— BEGIN —
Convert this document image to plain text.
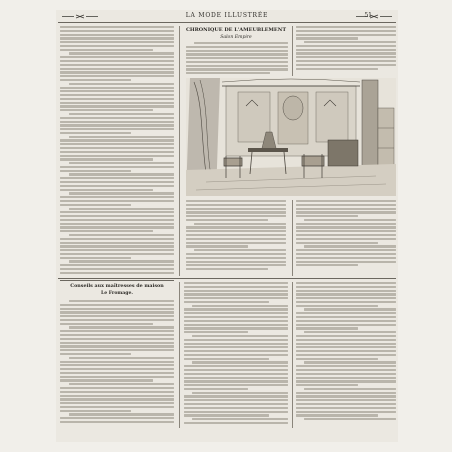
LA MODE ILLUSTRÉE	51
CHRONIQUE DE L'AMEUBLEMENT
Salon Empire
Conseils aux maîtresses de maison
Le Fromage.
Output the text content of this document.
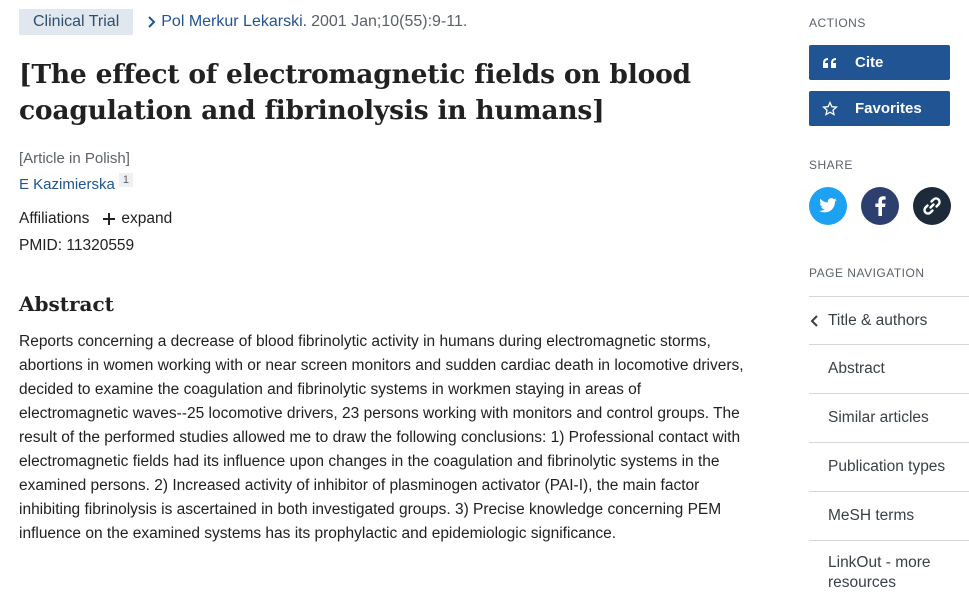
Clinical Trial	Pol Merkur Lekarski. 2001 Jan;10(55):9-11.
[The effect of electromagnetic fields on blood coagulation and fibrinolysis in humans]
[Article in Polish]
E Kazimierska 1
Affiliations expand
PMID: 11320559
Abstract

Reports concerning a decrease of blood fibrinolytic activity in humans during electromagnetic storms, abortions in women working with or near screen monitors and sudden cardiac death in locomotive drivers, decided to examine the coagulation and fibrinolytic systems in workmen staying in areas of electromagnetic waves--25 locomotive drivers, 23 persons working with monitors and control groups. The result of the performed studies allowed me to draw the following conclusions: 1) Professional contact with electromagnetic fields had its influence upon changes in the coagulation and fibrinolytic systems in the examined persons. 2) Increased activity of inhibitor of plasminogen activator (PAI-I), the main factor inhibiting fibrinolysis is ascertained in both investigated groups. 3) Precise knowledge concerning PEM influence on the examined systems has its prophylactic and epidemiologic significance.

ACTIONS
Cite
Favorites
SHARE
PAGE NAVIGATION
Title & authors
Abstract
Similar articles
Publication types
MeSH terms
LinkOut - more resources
— END —
Take each line of the material that contains the word "this" and list it.

Convert this document image to plain text.
Output the text content of this document.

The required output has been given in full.